* **Objective**:
Write the entries out again exactly as they stand, but without the pictures.

Figure record extracts
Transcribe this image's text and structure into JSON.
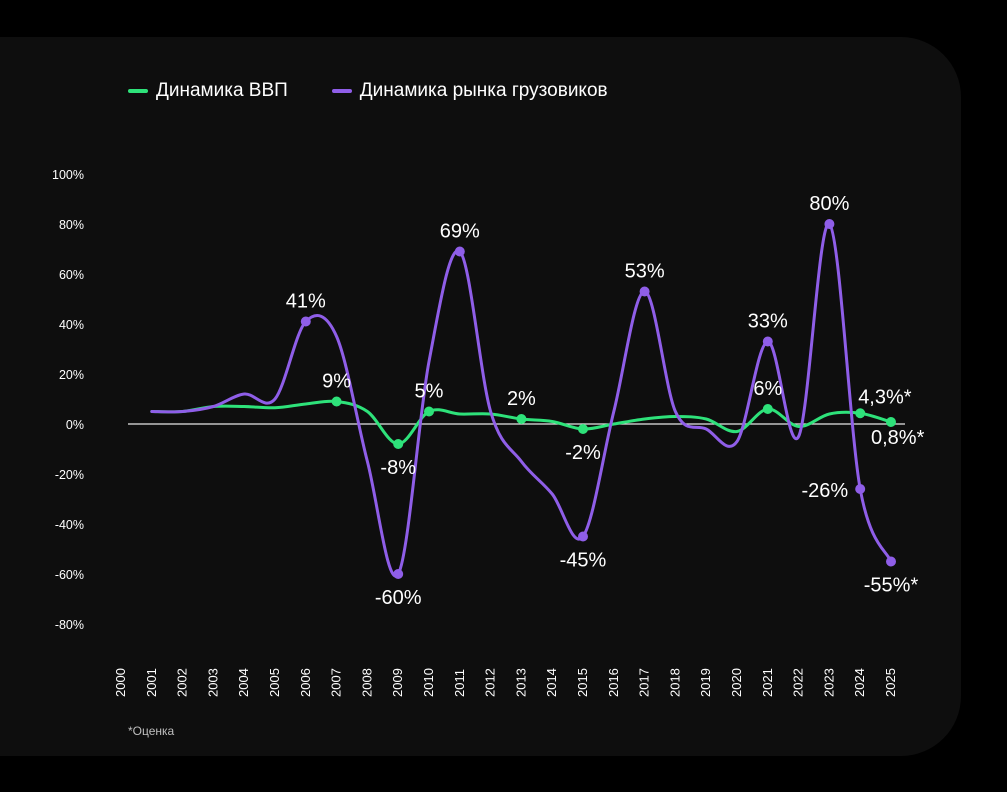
{
  "chart_data": {
    "type": "line",
    "title": "",
    "xlabel": "",
    "ylabel": "",
    "ylim": [
      -80,
      100
    ],
    "yticks": [
      "100%",
      "80%",
      "60%",
      "40%",
      "20%",
      "0%",
      "-20%",
      "-40%",
      "-60%",
      "-80%"
    ],
    "ytick_values": [
      100,
      80,
      60,
      40,
      20,
      0,
      -20,
      -40,
      -60,
      -80
    ],
    "x": [
      "2000",
      "2001",
      "2002",
      "2003",
      "2004",
      "2005",
      "2006",
      "2007",
      "2008",
      "2009",
      "2010",
      "2011",
      "2012",
      "2013",
      "2014",
      "2015",
      "2016",
      "2017",
      "2018",
      "2019",
      "2020",
      "2021",
      "2022",
      "2023",
      "2024",
      "2025"
    ],
    "legend_position": "top-left",
    "grid": false,
    "zero_line": true,
    "series": [
      {
        "name": "Динамика ВВП",
        "color": "#2ee27a",
        "start_index": 1,
        "values": [
          5,
          5,
          7,
          7,
          6.5,
          8,
          9,
          5,
          -8,
          5,
          4,
          4,
          2,
          1,
          -2,
          0,
          2,
          3,
          2,
          -3,
          6,
          -1,
          4,
          4.3,
          0.8
        ],
        "markers": [
          {
            "year": "2007",
            "value": 9,
            "label": "9%",
            "pos": "above"
          },
          {
            "year": "2009",
            "value": -8,
            "label": "-8%",
            "pos": "below"
          },
          {
            "year": "2010",
            "value": 5,
            "label": "5%",
            "pos": "above"
          },
          {
            "year": "2013",
            "value": 2,
            "label": "2%",
            "pos": "above"
          },
          {
            "year": "2015",
            "value": -2,
            "label": "-2%",
            "pos": "below"
          },
          {
            "year": "2021",
            "value": 6,
            "label": "6%",
            "pos": "above"
          },
          {
            "year": "2024",
            "value": 4.3,
            "label": "4,3%*",
            "pos": "above-right"
          },
          {
            "year": "2025",
            "value": 0.8,
            "label": "0,8%*",
            "pos": "below-right"
          }
        ]
      },
      {
        "name": "Динамика рынка грузовиков",
        "color": "#8f5ee8",
        "start_index": 1,
        "values": [
          5,
          5,
          7,
          12,
          10,
          41,
          35,
          -15,
          -60,
          25,
          69,
          5,
          -15,
          -28,
          -45,
          5,
          53,
          5,
          -2,
          -7,
          33,
          -5,
          80,
          -26,
          -55
        ],
        "markers": [
          {
            "year": "2006",
            "value": 41,
            "label": "41%",
            "pos": "above"
          },
          {
            "year": "2009",
            "value": -60,
            "label": "-60%",
            "pos": "below"
          },
          {
            "year": "2011",
            "value": 69,
            "label": "69%",
            "pos": "above"
          },
          {
            "year": "2015",
            "value": -45,
            "label": "-45%",
            "pos": "below"
          },
          {
            "year": "2017",
            "value": 53,
            "label": "53%",
            "pos": "above"
          },
          {
            "year": "2021",
            "value": 33,
            "label": "33%",
            "pos": "above"
          },
          {
            "year": "2023",
            "value": 80,
            "label": "80%",
            "pos": "above"
          },
          {
            "year": "2024",
            "value": -26,
            "label": "-26%",
            "pos": "left"
          },
          {
            "year": "2025",
            "value": -55,
            "label": "-55%*",
            "pos": "below"
          }
        ]
      }
    ]
  },
  "legend": {
    "items": [
      {
        "label": "Динамика ВВП",
        "color": "#2ee27a"
      },
      {
        "label": "Динамика рынка грузовиков",
        "color": "#8f5ee8"
      }
    ]
  },
  "footnote": "*Оценка",
  "colors": {
    "background": "#000000",
    "panel": "#0e0e0e",
    "text": "#ffffff",
    "zero_line": "#e6e6e6"
  }
}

* **The reply**:
Transcribe this image's text and structure into JSON.
{
  "chart_data": {
    "type": "line",
    "title": "",
    "xlabel": "",
    "ylabel": "",
    "ylim": [
      -80,
      100
    ],
    "yticks": [
      "100%",
      "80%",
      "60%",
      "40%",
      "20%",
      "0%",
      "-20%",
      "-40%",
      "-60%",
      "-80%"
    ],
    "ytick_values": [
      100,
      80,
      60,
      40,
      20,
      0,
      -20,
      -40,
      -60,
      -80
    ],
    "x": [
      "2000",
      "2001",
      "2002",
      "2003",
      "2004",
      "2005",
      "2006",
      "2007",
      "2008",
      "2009",
      "2010",
      "2011",
      "2012",
      "2013",
      "2014",
      "2015",
      "2016",
      "2017",
      "2018",
      "2019",
      "2020",
      "2021",
      "2022",
      "2023",
      "2024",
      "2025"
    ],
    "legend_position": "top-left",
    "grid": false,
    "zero_line": true,
    "series": [
      {
        "name": "Динамика ВВП",
        "color": "#2ee27a",
        "start_index": 1,
        "values": [
          5,
          5,
          7,
          7,
          6.5,
          8,
          9,
          5,
          -8,
          5,
          4,
          4,
          2,
          1,
          -2,
          0,
          2,
          3,
          2,
          -3,
          6,
          -1,
          4,
          4.3,
          0.8
        ],
        "markers": [
          {
            "year": "2007",
            "value": 9,
            "label": "9%",
            "pos": "above"
          },
          {
            "year": "2009",
            "value": -8,
            "label": "-8%",
            "pos": "below"
          },
          {
            "year": "2010",
            "value": 5,
            "label": "5%",
            "pos": "above"
          },
          {
            "year": "2013",
            "value": 2,
            "label": "2%",
            "pos": "above"
          },
          {
            "year": "2015",
            "value": -2,
            "label": "-2%",
            "pos": "below"
          },
          {
            "year": "2021",
            "value": 6,
            "label": "6%",
            "pos": "above"
          },
          {
            "year": "2024",
            "value": 4.3,
            "label": "4,3%*",
            "pos": "above-right"
          },
          {
            "year": "2025",
            "value": 0.8,
            "label": "0,8%*",
            "pos": "below-right"
          }
        ]
      },
      {
        "name": "Динамика рынка грузовиков",
        "color": "#8f5ee8",
        "start_index": 1,
        "values": [
          5,
          5,
          7,
          12,
          10,
          41,
          35,
          -15,
          -60,
          25,
          69,
          5,
          -15,
          -28,
          -45,
          5,
          53,
          5,
          -2,
          -7,
          33,
          -5,
          80,
          -26,
          -55
        ],
        "markers": [
          {
            "year": "2006",
            "value": 41,
            "label": "41%",
            "pos": "above"
          },
          {
            "year": "2009",
            "value": -60,
            "label": "-60%",
            "pos": "below"
          },
          {
            "year": "2011",
            "value": 69,
            "label": "69%",
            "pos": "above"
          },
          {
            "year": "2015",
            "value": -45,
            "label": "-45%",
            "pos": "below"
          },
          {
            "year": "2017",
            "value": 53,
            "label": "53%",
            "pos": "above"
          },
          {
            "year": "2021",
            "value": 33,
            "label": "33%",
            "pos": "above"
          },
          {
            "year": "2023",
            "value": 80,
            "label": "80%",
            "pos": "above"
          },
          {
            "year": "2024",
            "value": -26,
            "label": "-26%",
            "pos": "left"
          },
          {
            "year": "2025",
            "value": -55,
            "label": "-55%*",
            "pos": "below"
          }
        ]
      }
    ]
  },
  "legend": {
    "items": [
      {
        "label": "Динамика ВВП",
        "color": "#2ee27a"
      },
      {
        "label": "Динамика рынка грузовиков",
        "color": "#8f5ee8"
      }
    ]
  },
  "footnote": "*Оценка",
  "colors": {
    "background": "#000000",
    "panel": "#0e0e0e",
    "text": "#ffffff",
    "zero_line": "#e6e6e6"
  }
}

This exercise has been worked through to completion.